[START Stored rows]

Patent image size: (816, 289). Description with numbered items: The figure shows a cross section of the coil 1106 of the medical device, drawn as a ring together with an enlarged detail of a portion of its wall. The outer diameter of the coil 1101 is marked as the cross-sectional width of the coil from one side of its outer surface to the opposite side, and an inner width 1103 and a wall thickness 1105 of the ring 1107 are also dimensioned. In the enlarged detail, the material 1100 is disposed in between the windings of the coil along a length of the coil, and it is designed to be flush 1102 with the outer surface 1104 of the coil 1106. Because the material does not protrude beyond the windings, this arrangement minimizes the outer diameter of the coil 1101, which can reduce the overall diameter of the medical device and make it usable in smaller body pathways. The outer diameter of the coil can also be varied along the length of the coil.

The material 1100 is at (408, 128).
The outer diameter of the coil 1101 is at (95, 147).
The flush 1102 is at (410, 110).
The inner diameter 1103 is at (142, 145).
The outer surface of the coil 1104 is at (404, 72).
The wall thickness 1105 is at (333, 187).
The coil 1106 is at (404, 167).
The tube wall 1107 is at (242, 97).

[END Stored rows]

Find every line above that contains the string "inner" and copy each one. Matching is case-sensitive.

**Response:**
Patent image size: (816, 289). Description with numbered items: The figure shows a cross section of the coil 1106 of the medical device, drawn as a ring together with an enlarged detail of a portion of its wall. The outer diameter of the coil 1101 is marked as the cross-sectional width of the coil from one side of its outer surface to the opposite side, and an inner width 1103 and a wall thickness 1105 of the ring 1107 are also dimensioned. In the enlarged detail, the material 1100 is disposed in between the windings of the coil along a length of the coil, and it is designed to be flush 1102 with the outer surface 1104 of the coil 1106. Because the material does not protrude beyond the windings, this arrangement minimizes the outer diameter of the coil 1101, which can reduce the overall diameter of the medical device and make it usable in smaller body pathways. The outer diameter of the coil can also be varied along the length of the coil.
The inner diameter 1103 is at (142, 145).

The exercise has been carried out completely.